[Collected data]
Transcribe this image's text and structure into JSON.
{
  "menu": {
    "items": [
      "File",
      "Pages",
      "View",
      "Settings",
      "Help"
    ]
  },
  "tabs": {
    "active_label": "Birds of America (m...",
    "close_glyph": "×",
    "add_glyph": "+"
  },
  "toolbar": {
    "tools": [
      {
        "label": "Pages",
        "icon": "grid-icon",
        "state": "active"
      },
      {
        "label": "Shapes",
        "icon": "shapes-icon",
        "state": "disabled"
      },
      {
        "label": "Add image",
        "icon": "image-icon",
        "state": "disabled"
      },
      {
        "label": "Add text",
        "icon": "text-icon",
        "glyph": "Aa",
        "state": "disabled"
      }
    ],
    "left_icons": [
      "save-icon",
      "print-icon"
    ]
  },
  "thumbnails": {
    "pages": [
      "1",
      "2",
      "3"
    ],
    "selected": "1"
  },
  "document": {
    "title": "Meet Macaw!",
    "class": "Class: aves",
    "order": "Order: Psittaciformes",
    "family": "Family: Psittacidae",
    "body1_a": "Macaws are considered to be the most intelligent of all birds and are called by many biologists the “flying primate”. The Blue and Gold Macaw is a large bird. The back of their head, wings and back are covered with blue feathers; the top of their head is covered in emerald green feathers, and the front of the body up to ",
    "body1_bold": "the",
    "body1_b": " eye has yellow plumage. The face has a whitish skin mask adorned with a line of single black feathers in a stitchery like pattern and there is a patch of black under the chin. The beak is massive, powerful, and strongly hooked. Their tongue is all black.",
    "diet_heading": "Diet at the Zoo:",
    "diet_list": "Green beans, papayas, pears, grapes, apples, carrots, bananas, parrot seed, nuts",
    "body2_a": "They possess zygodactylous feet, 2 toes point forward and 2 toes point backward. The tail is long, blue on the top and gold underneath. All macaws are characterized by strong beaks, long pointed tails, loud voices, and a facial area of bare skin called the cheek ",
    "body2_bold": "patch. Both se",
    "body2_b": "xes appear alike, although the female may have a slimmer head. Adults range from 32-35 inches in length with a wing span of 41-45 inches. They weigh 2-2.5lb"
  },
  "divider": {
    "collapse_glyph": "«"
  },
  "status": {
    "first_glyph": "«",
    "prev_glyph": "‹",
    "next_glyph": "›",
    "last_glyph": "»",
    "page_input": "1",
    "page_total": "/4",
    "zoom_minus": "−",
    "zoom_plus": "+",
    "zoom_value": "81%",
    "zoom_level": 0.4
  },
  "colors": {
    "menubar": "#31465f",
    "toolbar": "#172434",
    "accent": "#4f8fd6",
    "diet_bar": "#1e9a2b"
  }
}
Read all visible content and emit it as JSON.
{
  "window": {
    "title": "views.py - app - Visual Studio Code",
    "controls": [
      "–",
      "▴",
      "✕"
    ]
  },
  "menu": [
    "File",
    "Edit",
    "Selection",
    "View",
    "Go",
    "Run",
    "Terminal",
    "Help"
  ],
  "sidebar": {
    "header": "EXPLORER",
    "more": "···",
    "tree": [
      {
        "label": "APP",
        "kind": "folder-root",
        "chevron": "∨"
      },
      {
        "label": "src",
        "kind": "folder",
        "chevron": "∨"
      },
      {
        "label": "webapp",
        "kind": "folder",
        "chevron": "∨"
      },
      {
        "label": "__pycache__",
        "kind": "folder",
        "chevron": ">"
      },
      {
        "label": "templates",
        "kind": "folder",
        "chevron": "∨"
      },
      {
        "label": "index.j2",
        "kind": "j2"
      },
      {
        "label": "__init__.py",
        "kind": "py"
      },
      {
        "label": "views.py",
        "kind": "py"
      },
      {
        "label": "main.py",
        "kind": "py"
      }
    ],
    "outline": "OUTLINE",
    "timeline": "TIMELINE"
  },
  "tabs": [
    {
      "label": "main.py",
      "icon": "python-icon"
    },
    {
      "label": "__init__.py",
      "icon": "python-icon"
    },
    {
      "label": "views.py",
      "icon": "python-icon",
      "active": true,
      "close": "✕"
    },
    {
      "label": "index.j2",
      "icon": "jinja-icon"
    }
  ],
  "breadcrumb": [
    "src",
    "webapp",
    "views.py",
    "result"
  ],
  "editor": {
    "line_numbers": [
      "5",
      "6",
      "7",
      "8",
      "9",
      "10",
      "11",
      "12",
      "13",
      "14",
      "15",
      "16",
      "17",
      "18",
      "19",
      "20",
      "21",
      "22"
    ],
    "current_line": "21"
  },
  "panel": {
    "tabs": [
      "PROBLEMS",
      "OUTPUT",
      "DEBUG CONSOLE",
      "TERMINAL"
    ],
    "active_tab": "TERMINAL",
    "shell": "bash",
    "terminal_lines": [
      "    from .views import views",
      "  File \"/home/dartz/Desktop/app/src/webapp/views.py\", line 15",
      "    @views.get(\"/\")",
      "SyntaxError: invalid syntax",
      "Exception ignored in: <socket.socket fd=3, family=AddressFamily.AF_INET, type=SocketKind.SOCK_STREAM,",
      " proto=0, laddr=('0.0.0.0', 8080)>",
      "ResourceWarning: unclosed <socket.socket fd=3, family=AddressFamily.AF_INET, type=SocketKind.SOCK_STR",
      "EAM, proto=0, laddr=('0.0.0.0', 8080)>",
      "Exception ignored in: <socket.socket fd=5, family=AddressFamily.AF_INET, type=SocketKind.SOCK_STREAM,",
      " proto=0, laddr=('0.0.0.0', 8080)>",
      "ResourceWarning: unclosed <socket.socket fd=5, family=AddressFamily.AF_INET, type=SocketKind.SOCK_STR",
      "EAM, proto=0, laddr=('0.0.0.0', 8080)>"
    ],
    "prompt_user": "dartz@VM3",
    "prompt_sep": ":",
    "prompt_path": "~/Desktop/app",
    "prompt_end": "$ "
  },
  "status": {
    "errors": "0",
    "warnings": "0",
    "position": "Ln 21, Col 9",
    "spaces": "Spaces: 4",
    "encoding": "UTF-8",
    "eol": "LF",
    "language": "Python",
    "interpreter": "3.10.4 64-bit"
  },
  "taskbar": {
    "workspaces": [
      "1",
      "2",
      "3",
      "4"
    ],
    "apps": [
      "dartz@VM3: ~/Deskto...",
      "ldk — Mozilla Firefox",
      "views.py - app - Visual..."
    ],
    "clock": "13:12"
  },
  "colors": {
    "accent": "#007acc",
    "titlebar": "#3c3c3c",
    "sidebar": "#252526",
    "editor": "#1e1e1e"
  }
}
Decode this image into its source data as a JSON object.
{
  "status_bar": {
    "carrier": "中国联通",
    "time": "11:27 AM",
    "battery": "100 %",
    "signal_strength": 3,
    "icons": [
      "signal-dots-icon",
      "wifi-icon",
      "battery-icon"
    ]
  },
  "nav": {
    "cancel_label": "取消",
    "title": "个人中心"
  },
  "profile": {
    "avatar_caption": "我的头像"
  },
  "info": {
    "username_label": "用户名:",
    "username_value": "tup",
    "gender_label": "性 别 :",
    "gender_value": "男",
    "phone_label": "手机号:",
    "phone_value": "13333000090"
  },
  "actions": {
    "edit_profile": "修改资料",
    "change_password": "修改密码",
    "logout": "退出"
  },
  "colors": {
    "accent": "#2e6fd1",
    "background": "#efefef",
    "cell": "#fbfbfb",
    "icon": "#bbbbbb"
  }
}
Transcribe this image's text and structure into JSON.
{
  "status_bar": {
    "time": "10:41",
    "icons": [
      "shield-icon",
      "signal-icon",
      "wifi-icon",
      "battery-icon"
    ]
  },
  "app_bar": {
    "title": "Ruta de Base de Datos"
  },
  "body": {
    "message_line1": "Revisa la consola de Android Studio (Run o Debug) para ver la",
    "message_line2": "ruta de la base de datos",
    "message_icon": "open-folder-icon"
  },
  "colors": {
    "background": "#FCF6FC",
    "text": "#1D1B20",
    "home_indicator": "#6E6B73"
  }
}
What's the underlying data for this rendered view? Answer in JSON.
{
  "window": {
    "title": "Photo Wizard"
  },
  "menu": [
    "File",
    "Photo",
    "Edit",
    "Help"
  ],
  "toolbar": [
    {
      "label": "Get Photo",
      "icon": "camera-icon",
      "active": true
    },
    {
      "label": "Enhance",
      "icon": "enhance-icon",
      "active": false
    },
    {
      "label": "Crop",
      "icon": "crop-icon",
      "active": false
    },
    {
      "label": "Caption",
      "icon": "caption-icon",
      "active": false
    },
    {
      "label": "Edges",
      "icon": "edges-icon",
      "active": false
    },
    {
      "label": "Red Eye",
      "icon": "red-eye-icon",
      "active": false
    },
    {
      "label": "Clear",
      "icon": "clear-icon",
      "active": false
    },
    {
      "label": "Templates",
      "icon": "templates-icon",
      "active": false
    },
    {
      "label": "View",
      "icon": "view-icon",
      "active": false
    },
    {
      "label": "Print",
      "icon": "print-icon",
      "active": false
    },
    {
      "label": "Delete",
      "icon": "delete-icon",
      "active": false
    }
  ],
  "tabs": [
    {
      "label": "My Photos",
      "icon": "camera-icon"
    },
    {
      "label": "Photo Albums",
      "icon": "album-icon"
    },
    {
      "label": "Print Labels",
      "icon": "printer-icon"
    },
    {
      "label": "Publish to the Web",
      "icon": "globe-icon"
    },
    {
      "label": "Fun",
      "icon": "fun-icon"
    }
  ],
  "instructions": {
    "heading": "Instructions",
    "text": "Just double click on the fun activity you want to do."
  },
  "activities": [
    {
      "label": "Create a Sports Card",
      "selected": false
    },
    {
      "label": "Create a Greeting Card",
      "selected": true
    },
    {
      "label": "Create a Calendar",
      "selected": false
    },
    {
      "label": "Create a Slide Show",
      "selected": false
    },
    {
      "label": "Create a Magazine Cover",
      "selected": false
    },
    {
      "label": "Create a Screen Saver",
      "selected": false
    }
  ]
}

GOAL: Return each line among the entries that holds the word "Visual".

RESPONSE TO THIS EXERCISE:
    "title": "views.py - app - Visual Studio Code",
      "views.py - app - Visual..."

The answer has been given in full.